» Task statement
Write only the number of lines holding the string "will".

[Extracted records]

============

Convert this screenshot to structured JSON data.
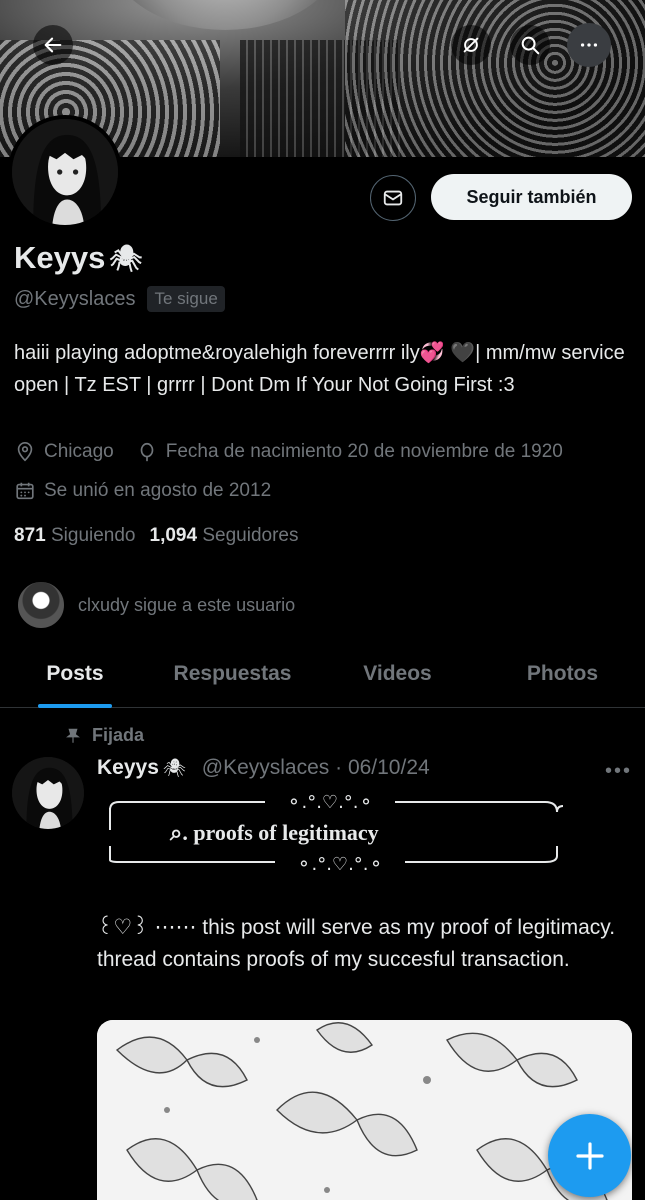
{
  "profile": {
    "name": "Keyys",
    "name_emoji": "🕷",
    "handle": "@Keyyslaces",
    "follows_you": "Te sigue",
    "bio": "haiii playing adoptme&royalehigh foreverrrr ily💞 🖤| mm/mw service open | Tz EST | grrrr | Dont Dm If Your Not Going First :3",
    "location": "Chicago",
    "birthday": "Fecha de nacimiento 20 de noviembre de 1920",
    "joined": "Se unió en agosto de 2012",
    "following_count": "871",
    "following_label": "Siguiendo",
    "followers_count": "1,094",
    "followers_label": "Seguidores",
    "followed_by": "clxudy sigue a este usuario"
  },
  "actions": {
    "follow_label": "Seguir también"
  },
  "tabs": [
    {
      "label": "Posts",
      "active": true
    },
    {
      "label": "Respuestas",
      "active": false
    },
    {
      "label": "Videos",
      "active": false
    },
    {
      "label": "Photos",
      "active": false
    }
  ],
  "post": {
    "pinned_label": "Fijada",
    "author": "Keyys",
    "author_emoji": "🕷",
    "meta": "@Keyyslaces · 06/10/24",
    "frame_top": "⚬.°.♡.°.⚬",
    "frame_title": "⌕. proofs of legitimacy",
    "frame_bottom": "⚬.°.♡.°.⚬",
    "text": "꒰♡꒱ ⋯⋯ this post will serve as my proof of legitimacy. thread contains proofs of my succesful transaction."
  },
  "colors": {
    "accent": "#1d9bf0",
    "muted": "#71767b",
    "text": "#e7e9ea",
    "background": "#000000"
  },
  "icons": [
    "back-arrow-icon",
    "hide-icon",
    "search-icon",
    "more-icon",
    "mail-icon",
    "location-icon",
    "birthday-icon",
    "calendar-icon",
    "pin-icon",
    "plus-icon"
  ]
}
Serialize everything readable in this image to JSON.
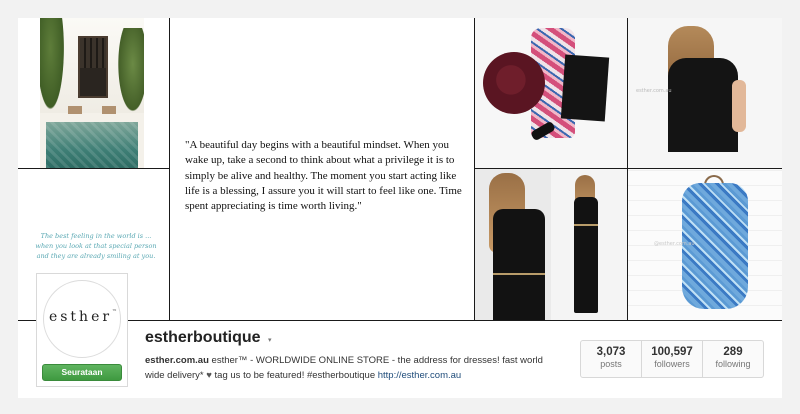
{
  "collage": {
    "small_quote": "The best feeling in the world is ... when you look at that special person and they are already smiling at you.",
    "big_quote": "\"A beautiful day begins with a beautiful mindset. When you wake up, take a second to think about what a privilege it is to simply be alive and healthy. The moment you start acting like life is a blessing, I assure you it will start to feel like one. Time spent appreciating is time worth living.\"",
    "lace_caption": "esther.com.au",
    "playsuit_watermark": "@esther.com.au"
  },
  "profile": {
    "avatar_text": "esther",
    "avatar_tm": "™",
    "follow_label": "Seurataan",
    "username": "estherboutique",
    "caret": "▾",
    "bio_site": "esther.com.au",
    "bio_text": " esther™ - WORLDWIDE ONLINE STORE - the address for dresses! fast world wide delivery*",
    "bio_heart": "♥",
    "bio_text2": " tag us to be featured! #estherboutique ",
    "bio_link": "http://esther.com.au",
    "accent": "#4aa44b"
  },
  "stats": [
    {
      "num": "3,073",
      "label": "posts"
    },
    {
      "num": "100,597",
      "label": "followers"
    },
    {
      "num": "289",
      "label": "following"
    }
  ]
}
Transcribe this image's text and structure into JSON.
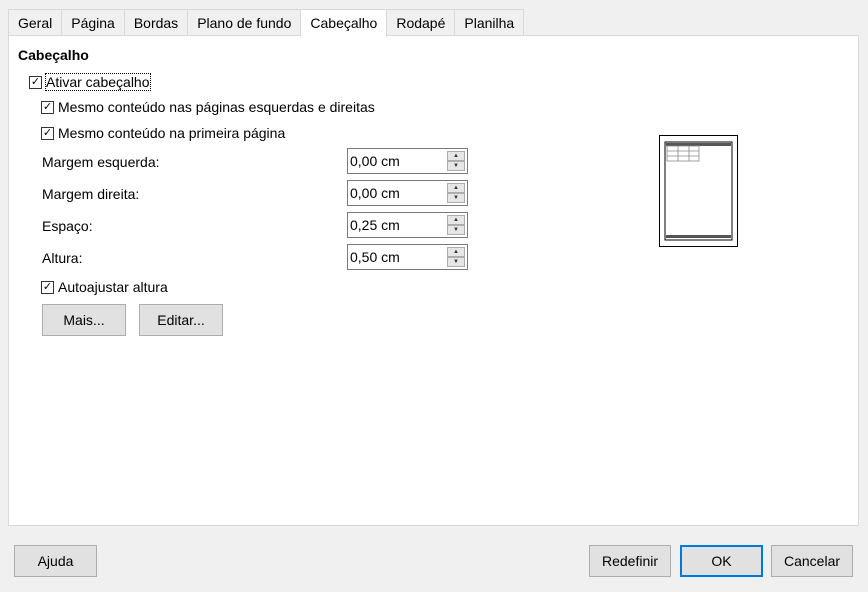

============

» Complete answer
2